Records:
☆ ☆ ☆

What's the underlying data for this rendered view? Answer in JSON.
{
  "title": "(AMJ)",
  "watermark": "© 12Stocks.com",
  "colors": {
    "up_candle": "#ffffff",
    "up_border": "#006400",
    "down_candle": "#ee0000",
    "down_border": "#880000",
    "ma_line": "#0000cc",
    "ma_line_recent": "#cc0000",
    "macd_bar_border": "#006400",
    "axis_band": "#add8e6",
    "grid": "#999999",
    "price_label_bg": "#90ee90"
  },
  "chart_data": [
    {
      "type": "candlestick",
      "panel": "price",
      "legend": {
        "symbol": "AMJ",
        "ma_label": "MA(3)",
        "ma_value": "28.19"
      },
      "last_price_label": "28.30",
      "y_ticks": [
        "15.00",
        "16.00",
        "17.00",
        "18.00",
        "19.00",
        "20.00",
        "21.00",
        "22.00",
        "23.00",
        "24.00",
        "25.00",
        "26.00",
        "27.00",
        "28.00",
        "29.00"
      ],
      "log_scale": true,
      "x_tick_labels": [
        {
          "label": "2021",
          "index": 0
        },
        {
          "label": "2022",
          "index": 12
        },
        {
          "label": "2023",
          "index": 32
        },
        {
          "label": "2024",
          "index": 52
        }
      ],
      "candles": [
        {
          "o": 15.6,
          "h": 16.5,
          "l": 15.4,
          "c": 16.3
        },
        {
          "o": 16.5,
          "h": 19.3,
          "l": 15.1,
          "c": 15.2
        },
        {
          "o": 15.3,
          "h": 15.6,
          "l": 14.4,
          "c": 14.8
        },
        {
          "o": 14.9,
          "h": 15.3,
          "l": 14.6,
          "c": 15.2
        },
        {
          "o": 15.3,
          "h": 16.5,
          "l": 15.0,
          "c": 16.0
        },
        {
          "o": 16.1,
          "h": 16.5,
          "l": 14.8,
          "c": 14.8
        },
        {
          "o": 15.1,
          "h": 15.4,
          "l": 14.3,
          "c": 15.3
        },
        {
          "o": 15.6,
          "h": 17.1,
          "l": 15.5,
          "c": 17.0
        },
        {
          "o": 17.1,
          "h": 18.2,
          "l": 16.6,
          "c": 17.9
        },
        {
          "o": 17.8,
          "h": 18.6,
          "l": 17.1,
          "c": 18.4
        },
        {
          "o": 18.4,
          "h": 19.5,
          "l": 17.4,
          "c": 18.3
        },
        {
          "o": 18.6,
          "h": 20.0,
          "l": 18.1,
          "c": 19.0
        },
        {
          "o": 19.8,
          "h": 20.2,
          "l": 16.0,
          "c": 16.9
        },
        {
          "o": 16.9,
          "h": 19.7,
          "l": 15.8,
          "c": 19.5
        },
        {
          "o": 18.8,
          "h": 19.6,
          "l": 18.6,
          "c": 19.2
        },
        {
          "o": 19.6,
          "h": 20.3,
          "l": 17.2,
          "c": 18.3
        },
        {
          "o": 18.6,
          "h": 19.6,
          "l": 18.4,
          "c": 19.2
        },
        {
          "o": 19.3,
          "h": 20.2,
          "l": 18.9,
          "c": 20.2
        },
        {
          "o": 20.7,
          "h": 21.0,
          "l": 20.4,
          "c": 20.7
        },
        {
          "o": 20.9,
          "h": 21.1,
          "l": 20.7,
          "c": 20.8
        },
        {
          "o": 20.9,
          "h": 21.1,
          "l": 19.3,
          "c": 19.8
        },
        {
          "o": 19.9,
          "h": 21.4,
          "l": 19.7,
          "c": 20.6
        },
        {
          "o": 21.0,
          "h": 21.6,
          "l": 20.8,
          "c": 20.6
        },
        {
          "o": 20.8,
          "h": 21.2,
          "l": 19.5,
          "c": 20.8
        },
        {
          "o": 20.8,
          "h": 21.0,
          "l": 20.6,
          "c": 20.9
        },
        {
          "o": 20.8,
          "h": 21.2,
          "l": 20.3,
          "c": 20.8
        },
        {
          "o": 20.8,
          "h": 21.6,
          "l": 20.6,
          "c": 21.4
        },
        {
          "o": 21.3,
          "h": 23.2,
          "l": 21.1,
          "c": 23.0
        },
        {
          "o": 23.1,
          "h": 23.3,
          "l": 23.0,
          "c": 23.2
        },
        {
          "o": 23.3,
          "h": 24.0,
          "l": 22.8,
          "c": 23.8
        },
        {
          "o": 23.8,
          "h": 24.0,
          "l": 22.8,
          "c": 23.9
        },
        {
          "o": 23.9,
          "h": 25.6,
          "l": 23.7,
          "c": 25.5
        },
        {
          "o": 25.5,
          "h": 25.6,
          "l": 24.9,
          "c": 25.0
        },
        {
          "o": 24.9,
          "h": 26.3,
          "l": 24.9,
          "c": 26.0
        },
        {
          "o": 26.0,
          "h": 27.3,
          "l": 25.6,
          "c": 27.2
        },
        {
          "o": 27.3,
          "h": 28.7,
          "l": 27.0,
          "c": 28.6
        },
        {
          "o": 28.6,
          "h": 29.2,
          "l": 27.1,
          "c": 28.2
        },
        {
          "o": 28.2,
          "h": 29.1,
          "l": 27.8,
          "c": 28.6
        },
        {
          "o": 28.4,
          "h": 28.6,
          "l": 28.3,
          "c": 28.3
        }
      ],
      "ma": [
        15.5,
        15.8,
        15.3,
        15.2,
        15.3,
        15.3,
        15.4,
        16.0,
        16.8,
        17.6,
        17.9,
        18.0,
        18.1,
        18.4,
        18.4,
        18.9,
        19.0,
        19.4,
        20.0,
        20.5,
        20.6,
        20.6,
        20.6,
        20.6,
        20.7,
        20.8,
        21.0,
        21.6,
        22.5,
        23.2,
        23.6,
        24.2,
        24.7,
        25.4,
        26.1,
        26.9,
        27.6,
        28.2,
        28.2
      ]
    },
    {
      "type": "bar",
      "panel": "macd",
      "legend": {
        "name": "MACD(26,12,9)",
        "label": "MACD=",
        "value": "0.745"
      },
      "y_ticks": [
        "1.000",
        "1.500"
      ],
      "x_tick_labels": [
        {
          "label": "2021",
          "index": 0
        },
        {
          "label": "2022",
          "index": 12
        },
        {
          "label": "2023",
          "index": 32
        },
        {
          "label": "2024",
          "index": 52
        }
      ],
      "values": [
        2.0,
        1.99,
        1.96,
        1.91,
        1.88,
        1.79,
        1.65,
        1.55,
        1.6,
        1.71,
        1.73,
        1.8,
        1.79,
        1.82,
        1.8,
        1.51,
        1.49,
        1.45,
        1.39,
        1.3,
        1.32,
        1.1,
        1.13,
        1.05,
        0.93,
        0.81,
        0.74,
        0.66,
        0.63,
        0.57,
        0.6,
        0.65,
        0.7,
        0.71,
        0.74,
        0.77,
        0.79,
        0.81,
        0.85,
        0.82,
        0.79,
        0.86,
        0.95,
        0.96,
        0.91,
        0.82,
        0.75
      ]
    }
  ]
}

☆ ☆ ☆

> **EXERCISE**: Restate each entry exactly, skipping none.

> **THE REPLY**:
What's the underlying data for this rendered view? Answer in JSON.
{
  "title": "(AMJ)",
  "watermark": "© 12Stocks.com",
  "colors": {
    "up_candle": "#ffffff",
    "up_border": "#006400",
    "down_candle": "#ee0000",
    "down_border": "#880000",
    "ma_line": "#0000cc",
    "ma_line_recent": "#cc0000",
    "macd_bar_border": "#006400",
    "axis_band": "#add8e6",
    "grid": "#999999",
    "price_label_bg": "#90ee90"
  },
  "chart_data": [
    {
      "type": "candlestick",
      "panel": "price",
      "legend": {
        "symbol": "AMJ",
        "ma_label": "MA(3)",
        "ma_value": "28.19"
      },
      "last_price_label": "28.30",
      "y_ticks": [
        "15.00",
        "16.00",
        "17.00",
        "18.00",
        "19.00",
        "20.00",
        "21.00",
        "22.00",
        "23.00",
        "24.00",
        "25.00",
        "26.00",
        "27.00",
        "28.00",
        "29.00"
      ],
      "log_scale": true,
      "x_tick_labels": [
        {
          "label": "2021",
          "index": 0
        },
        {
          "label": "2022",
          "index": 12
        },
        {
          "label": "2023",
          "index": 32
        },
        {
          "label": "2024",
          "index": 52
        }
      ],
      "candles": [
        {
          "o": 15.6,
          "h": 16.5,
          "l": 15.4,
          "c": 16.3
        },
        {
          "o": 16.5,
          "h": 19.3,
          "l": 15.1,
          "c": 15.2
        },
        {
          "o": 15.3,
          "h": 15.6,
          "l": 14.4,
          "c": 14.8
        },
        {
          "o": 14.9,
          "h": 15.3,
          "l": 14.6,
          "c": 15.2
        },
        {
          "o": 15.3,
          "h": 16.5,
          "l": 15.0,
          "c": 16.0
        },
        {
          "o": 16.1,
          "h": 16.5,
          "l": 14.8,
          "c": 14.8
        },
        {
          "o": 15.1,
          "h": 15.4,
          "l": 14.3,
          "c": 15.3
        },
        {
          "o": 15.6,
          "h": 17.1,
          "l": 15.5,
          "c": 17.0
        },
        {
          "o": 17.1,
          "h": 18.2,
          "l": 16.6,
          "c": 17.9
        },
        {
          "o": 17.8,
          "h": 18.6,
          "l": 17.1,
          "c": 18.4
        },
        {
          "o": 18.4,
          "h": 19.5,
          "l": 17.4,
          "c": 18.3
        },
        {
          "o": 18.6,
          "h": 20.0,
          "l": 18.1,
          "c": 19.0
        },
        {
          "o": 19.8,
          "h": 20.2,
          "l": 16.0,
          "c": 16.9
        },
        {
          "o": 16.9,
          "h": 19.7,
          "l": 15.8,
          "c": 19.5
        },
        {
          "o": 18.8,
          "h": 19.6,
          "l": 18.6,
          "c": 19.2
        },
        {
          "o": 19.6,
          "h": 20.3,
          "l": 17.2,
          "c": 18.3
        },
        {
          "o": 18.6,
          "h": 19.6,
          "l": 18.4,
          "c": 19.2
        },
        {
          "o": 19.3,
          "h": 20.2,
          "l": 18.9,
          "c": 20.2
        },
        {
          "o": 20.7,
          "h": 21.0,
          "l": 20.4,
          "c": 20.7
        },
        {
          "o": 20.9,
          "h": 21.1,
          "l": 20.7,
          "c": 20.8
        },
        {
          "o": 20.9,
          "h": 21.1,
          "l": 19.3,
          "c": 19.8
        },
        {
          "o": 19.9,
          "h": 21.4,
          "l": 19.7,
          "c": 20.6
        },
        {
          "o": 21.0,
          "h": 21.6,
          "l": 20.8,
          "c": 20.6
        },
        {
          "o": 20.8,
          "h": 21.2,
          "l": 19.5,
          "c": 20.8
        },
        {
          "o": 20.8,
          "h": 21.0,
          "l": 20.6,
          "c": 20.9
        },
        {
          "o": 20.8,
          "h": 21.2,
          "l": 20.3,
          "c": 20.8
        },
        {
          "o": 20.8,
          "h": 21.6,
          "l": 20.6,
          "c": 21.4
        },
        {
          "o": 21.3,
          "h": 23.2,
          "l": 21.1,
          "c": 23.0
        },
        {
          "o": 23.1,
          "h": 23.3,
          "l": 23.0,
          "c": 23.2
        },
        {
          "o": 23.3,
          "h": 24.0,
          "l": 22.8,
          "c": 23.8
        },
        {
          "o": 23.8,
          "h": 24.0,
          "l": 22.8,
          "c": 23.9
        },
        {
          "o": 23.9,
          "h": 25.6,
          "l": 23.7,
          "c": 25.5
        },
        {
          "o": 25.5,
          "h": 25.6,
          "l": 24.9,
          "c": 25.0
        },
        {
          "o": 24.9,
          "h": 26.3,
          "l": 24.9,
          "c": 26.0
        },
        {
          "o": 26.0,
          "h": 27.3,
          "l": 25.6,
          "c": 27.2
        },
        {
          "o": 27.3,
          "h": 28.7,
          "l": 27.0,
          "c": 28.6
        },
        {
          "o": 28.6,
          "h": 29.2,
          "l": 27.1,
          "c": 28.2
        },
        {
          "o": 28.2,
          "h": 29.1,
          "l": 27.8,
          "c": 28.6
        },
        {
          "o": 28.4,
          "h": 28.6,
          "l": 28.3,
          "c": 28.3
        }
      ],
      "ma": [
        15.5,
        15.8,
        15.3,
        15.2,
        15.3,
        15.3,
        15.4,
        16.0,
        16.8,
        17.6,
        17.9,
        18.0,
        18.1,
        18.4,
        18.4,
        18.9,
        19.0,
        19.4,
        20.0,
        20.5,
        20.6,
        20.6,
        20.6,
        20.6,
        20.7,
        20.8,
        21.0,
        21.6,
        22.5,
        23.2,
        23.6,
        24.2,
        24.7,
        25.4,
        26.1,
        26.9,
        27.6,
        28.2,
        28.2
      ]
    },
    {
      "type": "bar",
      "panel": "macd",
      "legend": {
        "name": "MACD(26,12,9)",
        "label": "MACD=",
        "value": "0.745"
      },
      "y_ticks": [
        "1.000",
        "1.500"
      ],
      "x_tick_labels": [
        {
          "label": "2021",
          "index": 0
        },
        {
          "label": "2022",
          "index": 12
        },
        {
          "label": "2023",
          "index": 32
        },
        {
          "label": "2024",
          "index": 52
        }
      ],
      "values": [
        2.0,
        1.99,
        1.96,
        1.91,
        1.88,
        1.79,
        1.65,
        1.55,
        1.6,
        1.71,
        1.73,
        1.8,
        1.79,
        1.82,
        1.8,
        1.51,
        1.49,
        1.45,
        1.39,
        1.3,
        1.32,
        1.1,
        1.13,
        1.05,
        0.93,
        0.81,
        0.74,
        0.66,
        0.63,
        0.57,
        0.6,
        0.65,
        0.7,
        0.71,
        0.74,
        0.77,
        0.79,
        0.81,
        0.85,
        0.82,
        0.79,
        0.86,
        0.95,
        0.96,
        0.91,
        0.82,
        0.75
      ]
    }
  ]
}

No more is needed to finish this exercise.